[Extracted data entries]
## Begin

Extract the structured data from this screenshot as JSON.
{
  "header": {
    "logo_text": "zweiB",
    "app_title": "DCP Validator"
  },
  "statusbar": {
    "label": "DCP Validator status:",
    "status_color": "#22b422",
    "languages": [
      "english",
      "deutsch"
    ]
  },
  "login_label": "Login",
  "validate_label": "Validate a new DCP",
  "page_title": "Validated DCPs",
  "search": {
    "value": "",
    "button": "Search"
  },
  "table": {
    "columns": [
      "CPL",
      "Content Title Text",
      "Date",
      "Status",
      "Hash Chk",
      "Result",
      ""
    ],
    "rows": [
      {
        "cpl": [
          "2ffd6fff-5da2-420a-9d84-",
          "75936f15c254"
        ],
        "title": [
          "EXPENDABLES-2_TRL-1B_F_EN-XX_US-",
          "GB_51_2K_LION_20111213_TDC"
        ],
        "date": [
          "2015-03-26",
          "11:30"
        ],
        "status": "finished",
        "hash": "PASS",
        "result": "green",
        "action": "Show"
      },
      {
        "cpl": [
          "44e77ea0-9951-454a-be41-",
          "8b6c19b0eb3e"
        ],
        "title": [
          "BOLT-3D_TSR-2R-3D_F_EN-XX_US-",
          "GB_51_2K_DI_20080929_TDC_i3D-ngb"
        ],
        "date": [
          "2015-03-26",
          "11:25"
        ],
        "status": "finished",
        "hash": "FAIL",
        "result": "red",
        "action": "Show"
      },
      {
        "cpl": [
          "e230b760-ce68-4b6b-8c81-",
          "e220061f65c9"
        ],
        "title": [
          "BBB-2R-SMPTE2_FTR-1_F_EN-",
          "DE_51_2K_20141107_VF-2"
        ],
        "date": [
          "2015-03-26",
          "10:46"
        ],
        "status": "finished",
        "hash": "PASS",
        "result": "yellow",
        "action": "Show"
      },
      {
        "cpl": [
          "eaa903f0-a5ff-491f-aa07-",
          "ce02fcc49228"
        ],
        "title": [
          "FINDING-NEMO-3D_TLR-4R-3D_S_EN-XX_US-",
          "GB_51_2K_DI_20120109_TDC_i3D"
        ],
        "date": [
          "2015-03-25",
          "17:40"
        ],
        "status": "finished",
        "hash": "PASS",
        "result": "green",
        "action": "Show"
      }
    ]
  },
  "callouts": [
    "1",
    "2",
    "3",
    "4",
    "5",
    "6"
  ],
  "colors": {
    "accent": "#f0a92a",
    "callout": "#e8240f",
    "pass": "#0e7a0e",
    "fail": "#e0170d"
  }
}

## End

*Goal:*
All of the lines above need to be given again exactly.

*Solution below:*
Extract the structured data from this screenshot as JSON.
{
  "header": {
    "logo_text": "zweiB",
    "app_title": "DCP Validator"
  },
  "statusbar": {
    "label": "DCP Validator status:",
    "status_color": "#22b422",
    "languages": [
      "english",
      "deutsch"
    ]
  },
  "login_label": "Login",
  "validate_label": "Validate a new DCP",
  "page_title": "Validated DCPs",
  "search": {
    "value": "",
    "button": "Search"
  },
  "table": {
    "columns": [
      "CPL",
      "Content Title Text",
      "Date",
      "Status",
      "Hash Chk",
      "Result",
      ""
    ],
    "rows": [
      {
        "cpl": [
          "2ffd6fff-5da2-420a-9d84-",
          "75936f15c254"
        ],
        "title": [
          "EXPENDABLES-2_TRL-1B_F_EN-XX_US-",
          "GB_51_2K_LION_20111213_TDC"
        ],
        "date": [
          "2015-03-26",
          "11:30"
        ],
        "status": "finished",
        "hash": "PASS",
        "result": "green",
        "action": "Show"
      },
      {
        "cpl": [
          "44e77ea0-9951-454a-be41-",
          "8b6c19b0eb3e"
        ],
        "title": [
          "BOLT-3D_TSR-2R-3D_F_EN-XX_US-",
          "GB_51_2K_DI_20080929_TDC_i3D-ngb"
        ],
        "date": [
          "2015-03-26",
          "11:25"
        ],
        "status": "finished",
        "hash": "FAIL",
        "result": "red",
        "action": "Show"
      },
      {
        "cpl": [
          "e230b760-ce68-4b6b-8c81-",
          "e220061f65c9"
        ],
        "title": [
          "BBB-2R-SMPTE2_FTR-1_F_EN-",
          "DE_51_2K_20141107_VF-2"
        ],
        "date": [
          "2015-03-26",
          "10:46"
        ],
        "status": "finished",
        "hash": "PASS",
        "result": "yellow",
        "action": "Show"
      },
      {
        "cpl": [
          "eaa903f0-a5ff-491f-aa07-",
          "ce02fcc49228"
        ],
        "title": [
          "FINDING-NEMO-3D_TLR-4R-3D_S_EN-XX_US-",
          "GB_51_2K_DI_20120109_TDC_i3D"
        ],
        "date": [
          "2015-03-25",
          "17:40"
        ],
        "status": "finished",
        "hash": "PASS",
        "result": "green",
        "action": "Show"
      }
    ]
  },
  "callouts": [
    "1",
    "2",
    "3",
    "4",
    "5",
    "6"
  ],
  "colors": {
    "accent": "#f0a92a",
    "callout": "#e8240f",
    "pass": "#0e7a0e",
    "fail": "#e0170d"
  }
}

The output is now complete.